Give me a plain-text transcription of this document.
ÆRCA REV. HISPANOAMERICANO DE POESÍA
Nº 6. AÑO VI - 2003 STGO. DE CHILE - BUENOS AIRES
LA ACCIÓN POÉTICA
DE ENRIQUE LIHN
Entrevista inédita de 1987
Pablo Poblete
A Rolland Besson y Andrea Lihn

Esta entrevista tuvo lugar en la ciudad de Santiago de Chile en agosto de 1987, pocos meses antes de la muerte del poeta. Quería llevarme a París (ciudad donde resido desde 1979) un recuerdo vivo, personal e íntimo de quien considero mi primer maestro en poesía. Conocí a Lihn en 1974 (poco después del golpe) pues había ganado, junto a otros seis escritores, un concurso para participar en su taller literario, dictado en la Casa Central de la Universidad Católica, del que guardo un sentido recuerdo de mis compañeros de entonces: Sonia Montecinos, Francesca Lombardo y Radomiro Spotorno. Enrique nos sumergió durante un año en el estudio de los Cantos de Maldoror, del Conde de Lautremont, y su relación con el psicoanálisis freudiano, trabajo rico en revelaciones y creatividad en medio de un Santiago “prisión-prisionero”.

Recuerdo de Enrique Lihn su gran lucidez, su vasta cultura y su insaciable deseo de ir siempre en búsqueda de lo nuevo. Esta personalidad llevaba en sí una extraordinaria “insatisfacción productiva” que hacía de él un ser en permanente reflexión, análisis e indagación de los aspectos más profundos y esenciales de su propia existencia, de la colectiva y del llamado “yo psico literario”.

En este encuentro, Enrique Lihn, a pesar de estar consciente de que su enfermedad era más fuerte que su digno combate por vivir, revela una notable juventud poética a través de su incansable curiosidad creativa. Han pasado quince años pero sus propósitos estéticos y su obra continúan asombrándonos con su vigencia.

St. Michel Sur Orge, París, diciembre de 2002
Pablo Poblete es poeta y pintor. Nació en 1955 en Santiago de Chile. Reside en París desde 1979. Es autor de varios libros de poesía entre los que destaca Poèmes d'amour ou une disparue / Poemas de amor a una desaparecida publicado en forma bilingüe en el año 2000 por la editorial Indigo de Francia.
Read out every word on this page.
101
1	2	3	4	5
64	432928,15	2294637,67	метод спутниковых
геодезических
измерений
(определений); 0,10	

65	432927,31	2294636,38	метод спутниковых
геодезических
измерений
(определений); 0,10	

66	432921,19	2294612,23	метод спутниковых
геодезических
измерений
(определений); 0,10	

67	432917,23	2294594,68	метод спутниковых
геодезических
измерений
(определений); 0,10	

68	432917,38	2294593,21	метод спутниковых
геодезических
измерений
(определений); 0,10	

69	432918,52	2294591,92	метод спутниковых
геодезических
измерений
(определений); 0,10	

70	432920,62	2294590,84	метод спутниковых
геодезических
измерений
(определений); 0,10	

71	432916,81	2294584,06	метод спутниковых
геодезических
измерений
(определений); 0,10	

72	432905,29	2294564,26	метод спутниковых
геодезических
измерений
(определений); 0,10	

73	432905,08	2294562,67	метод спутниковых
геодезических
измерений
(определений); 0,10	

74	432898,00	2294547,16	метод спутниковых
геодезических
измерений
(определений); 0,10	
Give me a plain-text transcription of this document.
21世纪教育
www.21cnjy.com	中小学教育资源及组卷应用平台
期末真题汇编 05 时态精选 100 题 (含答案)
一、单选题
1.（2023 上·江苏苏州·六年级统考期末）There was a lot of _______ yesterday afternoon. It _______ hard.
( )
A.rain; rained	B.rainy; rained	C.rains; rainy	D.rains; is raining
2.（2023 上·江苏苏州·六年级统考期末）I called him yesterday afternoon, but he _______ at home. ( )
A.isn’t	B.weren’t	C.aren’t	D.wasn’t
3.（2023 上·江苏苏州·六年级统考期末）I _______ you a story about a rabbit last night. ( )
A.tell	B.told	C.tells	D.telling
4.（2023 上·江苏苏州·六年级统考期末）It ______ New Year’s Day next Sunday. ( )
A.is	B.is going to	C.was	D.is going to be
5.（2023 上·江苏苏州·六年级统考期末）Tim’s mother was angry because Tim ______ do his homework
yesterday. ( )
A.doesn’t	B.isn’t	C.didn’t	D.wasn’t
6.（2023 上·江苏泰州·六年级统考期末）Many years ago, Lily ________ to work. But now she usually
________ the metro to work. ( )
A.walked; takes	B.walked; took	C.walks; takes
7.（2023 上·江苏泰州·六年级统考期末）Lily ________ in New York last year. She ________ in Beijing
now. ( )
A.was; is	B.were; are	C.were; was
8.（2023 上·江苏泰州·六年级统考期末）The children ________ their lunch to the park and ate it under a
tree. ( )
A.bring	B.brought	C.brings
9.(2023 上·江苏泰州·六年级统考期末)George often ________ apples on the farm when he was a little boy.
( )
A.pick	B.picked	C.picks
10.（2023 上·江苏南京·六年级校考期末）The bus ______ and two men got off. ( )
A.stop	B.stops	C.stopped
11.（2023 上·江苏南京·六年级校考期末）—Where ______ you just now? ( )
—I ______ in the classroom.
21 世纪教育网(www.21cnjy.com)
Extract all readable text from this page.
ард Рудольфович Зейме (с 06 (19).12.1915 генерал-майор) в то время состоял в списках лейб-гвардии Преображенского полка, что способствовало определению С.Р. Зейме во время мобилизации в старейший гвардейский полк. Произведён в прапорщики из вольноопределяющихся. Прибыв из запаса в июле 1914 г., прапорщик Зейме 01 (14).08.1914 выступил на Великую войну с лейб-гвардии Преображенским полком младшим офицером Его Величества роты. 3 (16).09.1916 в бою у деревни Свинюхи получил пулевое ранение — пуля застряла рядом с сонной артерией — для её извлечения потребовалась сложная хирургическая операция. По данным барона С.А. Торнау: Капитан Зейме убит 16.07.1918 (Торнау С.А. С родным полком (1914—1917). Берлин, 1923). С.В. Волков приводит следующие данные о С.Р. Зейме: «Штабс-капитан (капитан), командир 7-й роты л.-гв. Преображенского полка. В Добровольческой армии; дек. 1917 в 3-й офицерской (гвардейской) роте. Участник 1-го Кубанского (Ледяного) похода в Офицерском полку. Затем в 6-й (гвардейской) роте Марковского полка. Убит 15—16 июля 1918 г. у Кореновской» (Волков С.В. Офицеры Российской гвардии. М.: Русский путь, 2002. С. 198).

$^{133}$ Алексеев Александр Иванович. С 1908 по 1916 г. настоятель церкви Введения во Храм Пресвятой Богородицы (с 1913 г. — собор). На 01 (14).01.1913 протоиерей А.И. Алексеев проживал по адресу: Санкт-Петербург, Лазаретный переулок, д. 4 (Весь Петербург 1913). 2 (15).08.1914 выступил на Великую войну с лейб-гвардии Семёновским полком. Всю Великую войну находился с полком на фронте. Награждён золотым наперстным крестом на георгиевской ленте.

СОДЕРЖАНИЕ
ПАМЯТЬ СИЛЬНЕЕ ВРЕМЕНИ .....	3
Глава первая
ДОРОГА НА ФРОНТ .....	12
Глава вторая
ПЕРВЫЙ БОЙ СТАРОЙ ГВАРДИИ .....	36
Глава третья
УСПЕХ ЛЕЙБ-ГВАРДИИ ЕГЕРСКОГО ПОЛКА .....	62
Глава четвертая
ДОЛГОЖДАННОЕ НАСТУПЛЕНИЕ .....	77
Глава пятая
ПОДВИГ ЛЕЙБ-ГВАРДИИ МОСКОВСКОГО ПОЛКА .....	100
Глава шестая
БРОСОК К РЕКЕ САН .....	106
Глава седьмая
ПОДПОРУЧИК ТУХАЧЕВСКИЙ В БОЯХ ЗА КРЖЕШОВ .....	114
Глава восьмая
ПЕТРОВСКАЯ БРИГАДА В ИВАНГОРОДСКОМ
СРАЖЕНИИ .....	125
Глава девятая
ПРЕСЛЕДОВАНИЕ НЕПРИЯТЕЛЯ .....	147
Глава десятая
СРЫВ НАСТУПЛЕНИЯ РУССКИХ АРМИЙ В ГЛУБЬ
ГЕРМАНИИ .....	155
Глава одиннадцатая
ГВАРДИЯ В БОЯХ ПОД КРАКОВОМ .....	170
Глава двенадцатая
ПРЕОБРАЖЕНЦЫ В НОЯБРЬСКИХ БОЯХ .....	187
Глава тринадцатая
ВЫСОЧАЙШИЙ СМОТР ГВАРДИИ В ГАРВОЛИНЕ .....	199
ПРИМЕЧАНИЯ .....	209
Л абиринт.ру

────

GOAL: Give only the count of lines in which the string "БОЯХ" appears.

SOLUTION FOR THIS PROBLEM: 3